▸ **Exercise brief**: Throughout all the rows, substitute "cell-night" for every occurrence of "cell-nuit" and write the lines out again with nothing else changed, leaving the pictures out.

▸ **Data supplied**:
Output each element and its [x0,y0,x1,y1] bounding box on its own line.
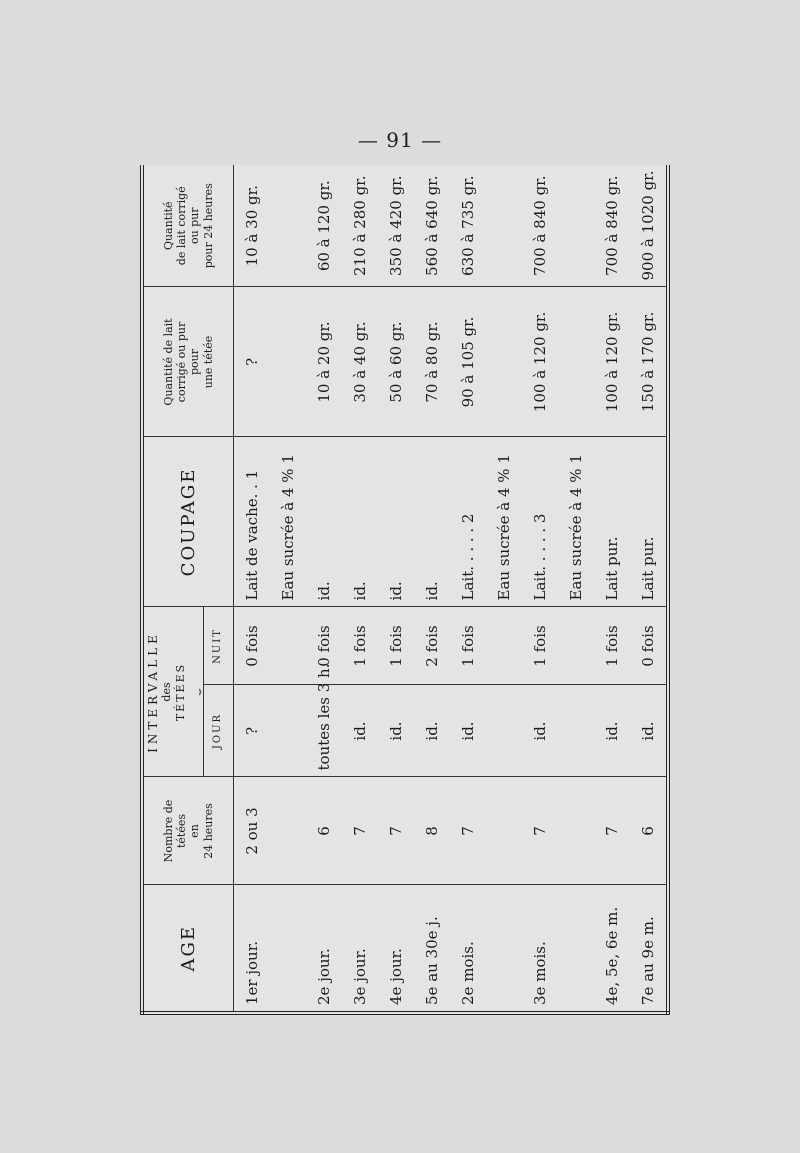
header-jour: JOUR [203,685,233,777]
table-frame [140,165,670,1015]
cell-age [486,885,522,1013]
cell-tetees-count [486,777,522,885]
cell-qte-24h: 210 à 280 gr. [350,175,369,276]
header-qte-tetee: Quantité de lait corrigé ou pur pour une tétée [142,287,233,437]
cell-age: 2e mois. [450,885,486,1013]
cell-jour [270,685,306,777]
cell-nuit: 2 fois [414,607,450,685]
table-row [233,165,270,1013]
table-row [522,165,558,1013]
cell-jour: id. [522,685,558,777]
cell-nuit: 0 fois [306,607,342,685]
cell-qte-tetee: 90 à 105 gr. [450,287,486,437]
cell-qte-tetee: 100 à 120 gr. [594,287,630,437]
table-row [594,165,630,1013]
header-qte-24h: Quantité de lait corrigé ou pur pour 24 heures [142,165,233,287]
cell-nuit [486,607,522,685]
cell-qte-tetee: ? [233,287,270,437]
cell-coupage: Lait de vache. . 1 [233,437,270,607]
feeding-table [140,165,670,1015]
cell-coupage: Eau sucrée à 4 % 1 [270,437,306,607]
cell-nuit: 0 fois [630,607,668,685]
cell-age: 3e jour. [342,885,378,1013]
table-row [270,165,306,1013]
cell-jour: toutes les 3 h. [306,685,342,777]
cell-jour [558,685,594,777]
cell-coupage: Lait. . . . . 2 [450,437,486,607]
brace-mark: ⏟ [187,688,201,696]
cell-nuit: 1 fois [450,607,486,685]
cell-age [270,885,306,1013]
cell-qte-24h: 900 à 1020 gr. [638,170,657,281]
cell-age: 3e mois. [522,885,558,1013]
cell-coupage: id. [414,437,450,607]
header-intervalle: INTERVALLE des TÉTÉES ⏟ [142,607,203,777]
cell-qte-24h: 10 à 30 gr. [242,185,261,267]
cell-age [558,885,594,1013]
cell-nuit: 1 fois [522,607,558,685]
table-row [450,165,486,1013]
cell-nuit: 0 fois [233,607,270,685]
cell-age: 2e jour. [306,885,342,1013]
cell-jour: id. [414,685,450,777]
cell-qte-24h: 700 à 840 gr. [602,175,621,276]
cell-coupage: Eau sucrée à 4 % 1 [558,437,594,607]
feeding-table-rotated [140,165,670,1015]
cell-nuit [558,607,594,685]
cell-qte-tetee: 30 à 40 gr. [342,287,378,437]
cell-age: 7e au 9e m. [630,885,668,1013]
cell-qte-tetee: 150 à 170 gr. [630,287,668,437]
table-row [378,165,414,1013]
header-coupage: COUPAGE [142,437,233,607]
cell-qte-tetee [558,287,594,437]
cell-age: 4e, 5e, 6e m. [594,885,630,1013]
table-row [558,165,594,1013]
cell-nuit [270,607,306,685]
cell-jour: id. [594,685,630,777]
cell-nuit: 1 fois [594,607,630,685]
cell-tetees-count: 6 [306,777,342,885]
cell-qte-tetee: 70 à 80 gr. [414,287,450,437]
cell-tetees-count: 7 [522,777,558,885]
cell-qte-24h: 560 à 640 gr. [422,175,441,276]
cell-qte-24h: 60 à 120 gr. [314,180,333,272]
cell-qte-24h [558,165,594,287]
cell-nuit: 1 fois [378,607,414,685]
cell-coupage: id. [306,437,342,607]
table-row [342,165,378,1013]
cell-qte-24h [486,165,522,287]
cell-tetees-count: 2 ou 3 [233,777,270,885]
cell-qte-tetee: 50 à 60 gr. [378,287,414,437]
cell-coupage: id. [342,437,378,607]
cell-qte-tetee: 10 à 20 gr. [306,287,342,437]
cell-age: 1er jour. [233,885,270,1013]
cell-tetees-count: 8 [414,777,450,885]
cell-coupage: Lait. . . . . 3 [522,437,558,607]
cell-tetees-count: 7 [594,777,630,885]
cell-qte-tetee [486,287,522,437]
table-row [414,165,450,1013]
cell-coupage: Lait pur. [630,437,668,607]
cell-tetees-count [558,777,594,885]
header-tetees-count: Nombre de tétées en 24 heures [142,777,233,885]
cell-qte-24h: 630 à 735 gr. [458,175,477,276]
cell-qte-tetee [270,287,306,437]
table-row [486,165,522,1013]
cell-age: 5e au 30e j. [414,885,450,1013]
table-row [306,165,342,1013]
cell-jour: ? [233,685,270,777]
page-number: — 91 — [357,128,443,152]
cell-qte-24h: 350 à 420 gr. [386,175,405,276]
cell-tetees-count: 7 [450,777,486,885]
cell-coupage: Lait pur. [594,437,630,607]
table-row [630,165,668,1013]
cell-jour [486,685,522,777]
cell-jour: id. [378,685,414,777]
cell-qte-24h [270,165,306,287]
header-nuit: NUIT [203,607,233,685]
cell-jour: id. [630,685,668,777]
cell-qte-tetee: 100 à 120 gr. [522,287,558,437]
cell-tetees-count [270,777,306,885]
cell-age: 4e jour. [378,885,414,1013]
header-age: AGE [142,885,233,1013]
cell-tetees-count: 6 [630,777,668,885]
cell-tetees-count: 7 [342,777,378,885]
cell-jour: id. [342,685,378,777]
cell-jour: id. [450,685,486,777]
cell-coupage: Eau sucrée à 4 % 1 [486,437,522,607]
cell-qte-24h: 700 à 840 gr. [530,175,549,276]
cell-nuit: 1 fois [342,607,378,685]
cell-tetees-count: 7 [378,777,414,885]
cell-coupage: id. [378,437,414,607]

▸ **Completed exercise**:
Output each element and its [x0,y0,x1,y1] bounding box on its own line.
header-jour: JOUR [203,685,233,777]
table-frame [140,165,670,1015]
cell-age [486,885,522,1013]
cell-tetees-count [486,777,522,885]
cell-qte-24h: 210 à 280 gr. [350,175,369,276]
header-qte-tetee: Quantité de lait corrigé ou pur pour une tétée [142,287,233,437]
cell-age: 2e mois. [450,885,486,1013]
cell-jour [270,685,306,777]
cell-night: 2 fois [414,607,450,685]
table-row [233,165,270,1013]
table-row [522,165,558,1013]
cell-jour: id. [522,685,558,777]
cell-night: 0 fois [306,607,342,685]
cell-qte-tetee: 90 à 105 gr. [450,287,486,437]
cell-qte-tetee: 100 à 120 gr. [594,287,630,437]
table-row [594,165,630,1013]
header-qte-24h: Quantité de lait corrigé ou pur pour 24 heures [142,165,233,287]
cell-night [486,607,522,685]
cell-qte-tetee: ? [233,287,270,437]
cell-coupage: Lait de vache. . 1 [233,437,270,607]
feeding-table [140,165,670,1015]
cell-coupage: Eau sucrée à 4 % 1 [270,437,306,607]
cell-night: 0 fois [630,607,668,685]
cell-age: 3e jour. [342,885,378,1013]
table-row [270,165,306,1013]
cell-jour: toutes les 3 h. [306,685,342,777]
cell-jour [558,685,594,777]
cell-coupage: Lait. . . . . 2 [450,437,486,607]
brace-mark: ⏟ [187,688,201,696]
cell-night: 1 fois [450,607,486,685]
cell-age [270,885,306,1013]
cell-qte-24h: 900 à 1020 gr. [638,170,657,281]
cell-age: 3e mois. [522,885,558,1013]
cell-coupage: id. [414,437,450,607]
header-intervalle: INTERVALLE des TÉTÉES ⏟ [142,607,203,777]
cell-qte-24h: 10 à 30 gr. [242,185,261,267]
cell-age [558,885,594,1013]
cell-night: 1 fois [522,607,558,685]
table-row [450,165,486,1013]
cell-night: 0 fois [233,607,270,685]
cell-age: 2e jour. [306,885,342,1013]
cell-jour: id. [414,685,450,777]
cell-qte-24h: 700 à 840 gr. [602,175,621,276]
cell-coupage: Eau sucrée à 4 % 1 [558,437,594,607]
feeding-table-rotated [140,165,670,1015]
cell-night [558,607,594,685]
cell-qte-tetee: 30 à 40 gr. [342,287,378,437]
cell-age: 7e au 9e m. [630,885,668,1013]
cell-qte-tetee: 150 à 170 gr. [630,287,668,437]
table-row [378,165,414,1013]
header-coupage: COUPAGE [142,437,233,607]
cell-qte-tetee [558,287,594,437]
cell-age: 4e, 5e, 6e m. [594,885,630,1013]
table-row [558,165,594,1013]
cell-night [270,607,306,685]
cell-jour: id. [594,685,630,777]
cell-night: 1 fois [594,607,630,685]
cell-tetees-count: 6 [306,777,342,885]
cell-qte-tetee: 70 à 80 gr. [414,287,450,437]
cell-tetees-count: 7 [522,777,558,885]
cell-qte-24h: 560 à 640 gr. [422,175,441,276]
cell-qte-24h: 60 à 120 gr. [314,180,333,272]
cell-qte-24h [558,165,594,287]
cell-night: 1 fois [378,607,414,685]
cell-coupage: id. [306,437,342,607]
table-row [342,165,378,1013]
cell-qte-24h [486,165,522,287]
cell-tetees-count: 2 ou 3 [233,777,270,885]
cell-qte-tetee: 50 à 60 gr. [378,287,414,437]
cell-coupage: id. [342,437,378,607]
cell-qte-tetee: 10 à 20 gr. [306,287,342,437]
cell-age: 1er jour. [233,885,270,1013]
cell-tetees-count: 8 [414,777,450,885]
cell-coupage: Lait. . . . . 3 [522,437,558,607]
cell-tetees-count: 7 [594,777,630,885]
cell-qte-tetee [486,287,522,437]
table-row [414,165,450,1013]
cell-coupage: Lait pur. [630,437,668,607]
cell-tetees-count [558,777,594,885]
header-tetees-count: Nombre de tétées en 24 heures [142,777,233,885]
cell-qte-24h: 630 à 735 gr. [458,175,477,276]
cell-qte-tetee [270,287,306,437]
table-row [486,165,522,1013]
cell-age: 5e au 30e j. [414,885,450,1013]
table-row [306,165,342,1013]
cell-jour: ? [233,685,270,777]
page-number: — 91 — [357,128,443,152]
cell-qte-24h: 350 à 420 gr. [386,175,405,276]
cell-tetees-count: 7 [450,777,486,885]
cell-coupage: Lait pur. [594,437,630,607]
table-row [630,165,668,1013]
cell-jour [486,685,522,777]
cell-jour: id. [378,685,414,777]
cell-qte-24h [270,165,306,287]
header-nuit: NUIT [203,607,233,685]
cell-jour: id. [630,685,668,777]
cell-qte-tetee: 100 à 120 gr. [522,287,558,437]
cell-tetees-count [270,777,306,885]
cell-age: 4e jour. [378,885,414,1013]
header-age: AGE [142,885,233,1013]
cell-tetees-count: 6 [630,777,668,885]
cell-tetees-count: 7 [342,777,378,885]
cell-jour: id. [342,685,378,777]
cell-jour: id. [450,685,486,777]
cell-coupage: Eau sucrée à 4 % 1 [486,437,522,607]
cell-qte-24h: 700 à 840 gr. [530,175,549,276]
cell-night: 1 fois [342,607,378,685]
cell-tetees-count: 7 [378,777,414,885]
cell-coupage: id. [378,437,414,607]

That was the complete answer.